# start of Record list
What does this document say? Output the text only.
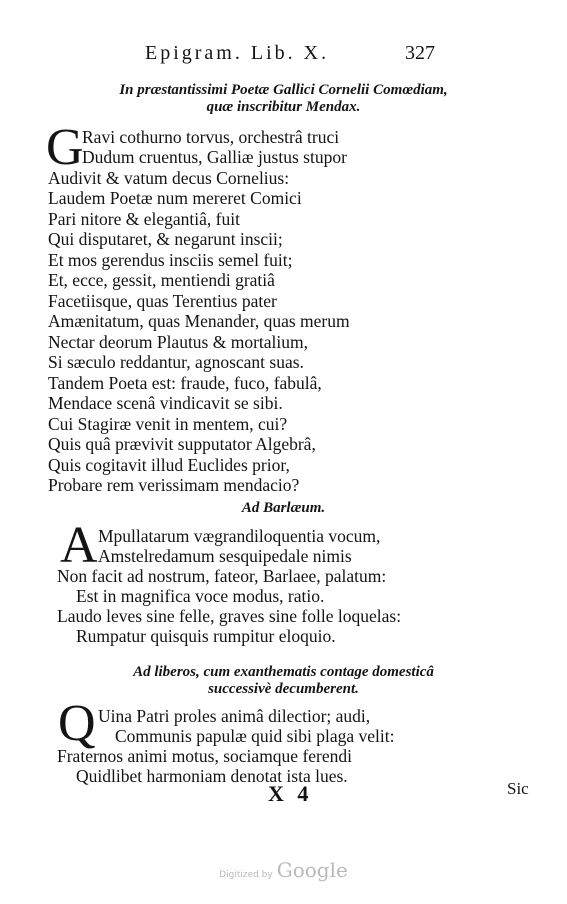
Epigram. Lib. X.	327
In præstantissimi Poetæ Gallici Cornelii Comœdiam,
quæ inscribitur Mendax.
G
Ravi cothurno torvus, orchestrâ truci
Dudum cruentus, Galliæ justus stupor
Audivit & vatum decus Cornelius:
Laudem Poetæ num mereret Comici
Pari nitore & elegantiâ, fuit
Qui disputaret, & negarunt inscii;
Et mos gerendus insciis semel fuit;
Et, ecce, gessit, mentiendi gratiâ
Facetiisque, quas Terentius pater
Amænitatum, quas Menander, quas merum
Nectar deorum Plautus & mortalium,
Si sæculo reddantur, agnoscant suas.
Tandem Poeta est: fraude, fuco, fabulâ,
Mendace scenâ vindicavit se sibi.
Cui Stagiræ venit in mentem, cui?
Quis quâ prævivit supputator Algebrâ,
Quis cogitavit illud Euclides prior,
Probare rem verissimam mendacio?
Ad Barlæum.
A Mpullatarum vægrandiloquentia vocum,
Amstelredamum sesquipedale nimis
Non facit ad nostrum, fateor, Barlaee, palatum:
Est in magnifica voce modus, ratio.
Laudo leves sine felle, graves sine folle loquelas:
Rumpatur quisquis rumpitur eloquio.
Ad liberos, cum exanthematis contage domesticâ
successivè decumberent.
Q Uina Patri proles animâ dilectior; audi,
Communis papulæ quid sibi plaga velit:
Fraternos animi motus, sociamque ferendi
Quidlibet harmoniam denotat ista lues.
X 4	Sic
Digitized by Google
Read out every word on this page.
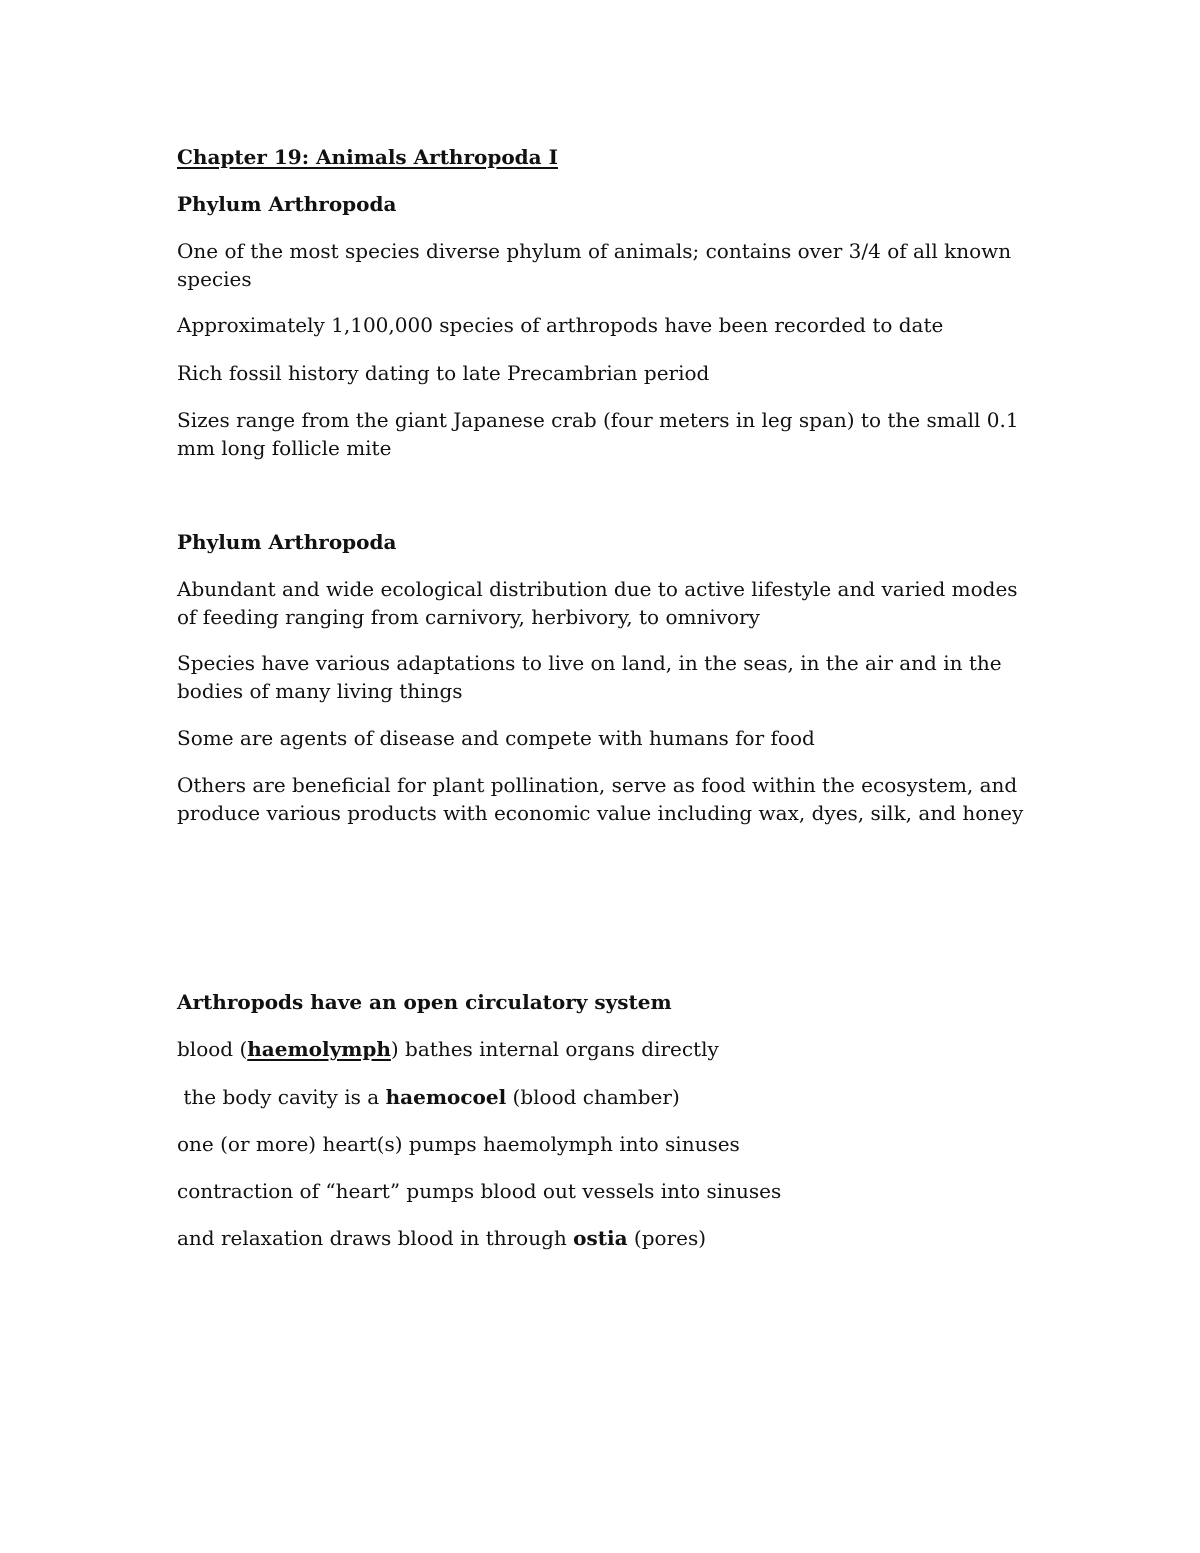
Chapter 19: Animals Arthropoda I
Phylum Arthropoda
One of the most species diverse phylum of animals; contains over 3/4 of all known species
Approximately 1,100,000 species of arthropods have been recorded to date
Rich fossil history dating to late Precambrian period
Sizes range from the giant Japanese crab (four meters in leg span) to the small 0.1 mm long follicle mite
Phylum Arthropoda
Abundant and wide ecological distribution due to active lifestyle and varied modes of feeding ranging from carnivory, herbivory, to omnivory
Species have various adaptations to live on land, in the seas, in the air and in the bodies of many living things
Some are agents of disease and compete with humans for food
Others are beneficial for plant pollination, serve as food within the ecosystem, and produce various products with economic value including wax, dyes, silk, and honey
Arthropods have an open circulatory system
blood (haemolymph) bathes internal organs directly
the body cavity is a haemocoel (blood chamber)
one (or more) heart(s) pumps haemolymph into sinuses
contraction of “heart” pumps blood out vessels into sinuses
and relaxation draws blood in through ostia (pores)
# end of Record list
Exercise —
Using the records above, find and show each line with the string "from".

Full output —
Sizes range from the giant Japanese crab (four meters in leg span) to the small 0.1 mm long follicle mite
Abundant and wide ecological distribution due to active lifestyle and varied modes of feeding ranging from carnivory, herbivory, to omnivory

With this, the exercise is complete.